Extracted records
>>
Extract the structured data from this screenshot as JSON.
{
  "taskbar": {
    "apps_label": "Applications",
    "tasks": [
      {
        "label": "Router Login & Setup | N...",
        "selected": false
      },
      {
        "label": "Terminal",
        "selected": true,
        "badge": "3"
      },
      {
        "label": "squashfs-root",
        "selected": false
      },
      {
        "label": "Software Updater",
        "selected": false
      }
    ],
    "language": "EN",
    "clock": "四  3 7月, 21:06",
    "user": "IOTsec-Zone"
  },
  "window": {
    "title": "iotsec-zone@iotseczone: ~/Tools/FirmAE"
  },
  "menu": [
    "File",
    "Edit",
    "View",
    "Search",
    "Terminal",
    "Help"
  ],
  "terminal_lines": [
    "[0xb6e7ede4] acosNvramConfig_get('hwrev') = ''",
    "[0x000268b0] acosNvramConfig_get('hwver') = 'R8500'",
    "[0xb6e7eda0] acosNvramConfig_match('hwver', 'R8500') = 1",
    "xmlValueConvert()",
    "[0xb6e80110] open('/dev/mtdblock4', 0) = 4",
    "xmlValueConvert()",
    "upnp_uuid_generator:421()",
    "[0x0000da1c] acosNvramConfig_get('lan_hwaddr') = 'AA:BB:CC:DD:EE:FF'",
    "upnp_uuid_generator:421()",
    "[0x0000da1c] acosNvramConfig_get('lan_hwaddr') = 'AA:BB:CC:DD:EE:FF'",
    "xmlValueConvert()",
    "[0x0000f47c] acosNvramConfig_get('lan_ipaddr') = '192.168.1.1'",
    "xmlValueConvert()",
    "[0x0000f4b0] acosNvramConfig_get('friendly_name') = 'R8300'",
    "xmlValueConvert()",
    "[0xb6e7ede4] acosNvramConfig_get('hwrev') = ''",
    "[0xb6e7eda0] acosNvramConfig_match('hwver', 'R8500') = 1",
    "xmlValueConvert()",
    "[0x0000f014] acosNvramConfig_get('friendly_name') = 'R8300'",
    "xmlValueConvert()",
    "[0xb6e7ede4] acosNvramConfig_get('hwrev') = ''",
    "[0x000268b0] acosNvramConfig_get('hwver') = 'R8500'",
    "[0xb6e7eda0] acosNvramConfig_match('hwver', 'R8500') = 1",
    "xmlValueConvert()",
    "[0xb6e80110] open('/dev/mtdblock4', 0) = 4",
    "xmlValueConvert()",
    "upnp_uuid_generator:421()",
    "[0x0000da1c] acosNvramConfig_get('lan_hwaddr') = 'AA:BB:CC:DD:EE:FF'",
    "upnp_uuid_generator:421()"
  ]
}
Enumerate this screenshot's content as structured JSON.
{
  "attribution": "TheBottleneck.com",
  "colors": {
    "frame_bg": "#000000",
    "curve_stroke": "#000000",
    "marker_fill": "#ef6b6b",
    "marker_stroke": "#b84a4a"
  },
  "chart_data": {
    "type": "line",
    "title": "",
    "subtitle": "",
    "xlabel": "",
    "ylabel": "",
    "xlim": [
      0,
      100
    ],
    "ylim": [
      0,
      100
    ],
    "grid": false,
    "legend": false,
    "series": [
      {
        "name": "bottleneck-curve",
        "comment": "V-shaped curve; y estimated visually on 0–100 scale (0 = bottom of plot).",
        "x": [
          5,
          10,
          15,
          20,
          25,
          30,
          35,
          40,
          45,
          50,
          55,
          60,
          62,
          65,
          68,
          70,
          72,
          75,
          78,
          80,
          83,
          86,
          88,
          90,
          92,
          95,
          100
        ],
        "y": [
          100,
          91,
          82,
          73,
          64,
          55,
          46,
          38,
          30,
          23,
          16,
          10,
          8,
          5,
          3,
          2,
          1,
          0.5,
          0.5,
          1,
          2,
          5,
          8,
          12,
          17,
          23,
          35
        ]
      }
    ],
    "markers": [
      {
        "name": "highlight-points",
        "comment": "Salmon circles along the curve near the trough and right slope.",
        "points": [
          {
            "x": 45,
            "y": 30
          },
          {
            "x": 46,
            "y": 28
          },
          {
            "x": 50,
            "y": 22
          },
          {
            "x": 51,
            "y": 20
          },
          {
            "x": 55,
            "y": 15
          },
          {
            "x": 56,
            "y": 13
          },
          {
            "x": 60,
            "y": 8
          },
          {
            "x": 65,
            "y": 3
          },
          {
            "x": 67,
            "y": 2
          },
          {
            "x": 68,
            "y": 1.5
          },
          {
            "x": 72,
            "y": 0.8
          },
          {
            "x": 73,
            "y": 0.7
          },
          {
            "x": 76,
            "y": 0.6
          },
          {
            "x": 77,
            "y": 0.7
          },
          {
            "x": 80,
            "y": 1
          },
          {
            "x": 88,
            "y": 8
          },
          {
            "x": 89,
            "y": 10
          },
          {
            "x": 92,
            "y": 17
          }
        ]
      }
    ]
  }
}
<<
*EXERCISE*:
Print the complete listing again, exactly as it stands.

*ANSWER TO THIS PROBLEM*:
Extract the structured data from this screenshot as JSON.
{
  "taskbar": {
    "apps_label": "Applications",
    "tasks": [
      {
        "label": "Router Login & Setup | N...",
        "selected": false
      },
      {
        "label": "Terminal",
        "selected": true,
        "badge": "3"
      },
      {
        "label": "squashfs-root",
        "selected": false
      },
      {
        "label": "Software Updater",
        "selected": false
      }
    ],
    "language": "EN",
    "clock": "四  3 7月, 21:06",
    "user": "IOTsec-Zone"
  },
  "window": {
    "title": "iotsec-zone@iotseczone: ~/Tools/FirmAE"
  },
  "menu": [
    "File",
    "Edit",
    "View",
    "Search",
    "Terminal",
    "Help"
  ],
  "terminal_lines": [
    "[0xb6e7ede4] acosNvramConfig_get('hwrev') = ''",
    "[0x000268b0] acosNvramConfig_get('hwver') = 'R8500'",
    "[0xb6e7eda0] acosNvramConfig_match('hwver', 'R8500') = 1",
    "xmlValueConvert()",
    "[0xb6e80110] open('/dev/mtdblock4', 0) = 4",
    "xmlValueConvert()",
    "upnp_uuid_generator:421()",
    "[0x0000da1c] acosNvramConfig_get('lan_hwaddr') = 'AA:BB:CC:DD:EE:FF'",
    "upnp_uuid_generator:421()",
    "[0x0000da1c] acosNvramConfig_get('lan_hwaddr') = 'AA:BB:CC:DD:EE:FF'",
    "xmlValueConvert()",
    "[0x0000f47c] acosNvramConfig_get('lan_ipaddr') = '192.168.1.1'",
    "xmlValueConvert()",
    "[0x0000f4b0] acosNvramConfig_get('friendly_name') = 'R8300'",
    "xmlValueConvert()",
    "[0xb6e7ede4] acosNvramConfig_get('hwrev') = ''",
    "[0xb6e7eda0] acosNvramConfig_match('hwver', 'R8500') = 1",
    "xmlValueConvert()",
    "[0x0000f014] acosNvramConfig_get('friendly_name') = 'R8300'",
    "xmlValueConvert()",
    "[0xb6e7ede4] acosNvramConfig_get('hwrev') = ''",
    "[0x000268b0] acosNvramConfig_get('hwver') = 'R8500'",
    "[0xb6e7eda0] acosNvramConfig_match('hwver', 'R8500') = 1",
    "xmlValueConvert()",
    "[0xb6e80110] open('/dev/mtdblock4', 0) = 4",
    "xmlValueConvert()",
    "upnp_uuid_generator:421()",
    "[0x0000da1c] acosNvramConfig_get('lan_hwaddr') = 'AA:BB:CC:DD:EE:FF'",
    "upnp_uuid_generator:421()"
  ]
}
Enumerate this screenshot's content as structured JSON.
{
  "attribution": "TheBottleneck.com",
  "colors": {
    "frame_bg": "#000000",
    "curve_stroke": "#000000",
    "marker_fill": "#ef6b6b",
    "marker_stroke": "#b84a4a"
  },
  "chart_data": {
    "type": "line",
    "title": "",
    "subtitle": "",
    "xlabel": "",
    "ylabel": "",
    "xlim": [
      0,
      100
    ],
    "ylim": [
      0,
      100
    ],
    "grid": false,
    "legend": false,
    "series": [
      {
        "name": "bottleneck-curve",
        "comment": "V-shaped curve; y estimated visually on 0–100 scale (0 = bottom of plot).",
        "x": [
          5,
          10,
          15,
          20,
          25,
          30,
          35,
          40,
          45,
          50,
          55,
          60,
          62,
          65,
          68,
          70,
          72,
          75,
          78,
          80,
          83,
          86,
          88,
          90,
          92,
          95,
          100
        ],
        "y": [
          100,
          91,
          82,
          73,
          64,
          55,
          46,
          38,
          30,
          23,
          16,
          10,
          8,
          5,
          3,
          2,
          1,
          0.5,
          0.5,
          1,
          2,
          5,
          8,
          12,
          17,
          23,
          35
        ]
      }
    ],
    "markers": [
      {
        "name": "highlight-points",
        "comment": "Salmon circles along the curve near the trough and right slope.",
        "points": [
          {
            "x": 45,
            "y": 30
          },
          {
            "x": 46,
            "y": 28
          },
          {
            "x": 50,
            "y": 22
          },
          {
            "x": 51,
            "y": 20
          },
          {
            "x": 55,
            "y": 15
          },
          {
            "x": 56,
            "y": 13
          },
          {
            "x": 60,
            "y": 8
          },
          {
            "x": 65,
            "y": 3
          },
          {
            "x": 67,
            "y": 2
          },
          {
            "x": 68,
            "y": 1.5
          },
          {
            "x": 72,
            "y": 0.8
          },
          {
            "x": 73,
            "y": 0.7
          },
          {
            "x": 76,
            "y": 0.6
          },
          {
            "x": 77,
            "y": 0.7
          },
          {
            "x": 80,
            "y": 1
          },
          {
            "x": 88,
            "y": 8
          },
          {
            "x": 89,
            "y": 10
          },
          {
            "x": 92,
            "y": 17
          }
        ]
      }
    ]
  }
}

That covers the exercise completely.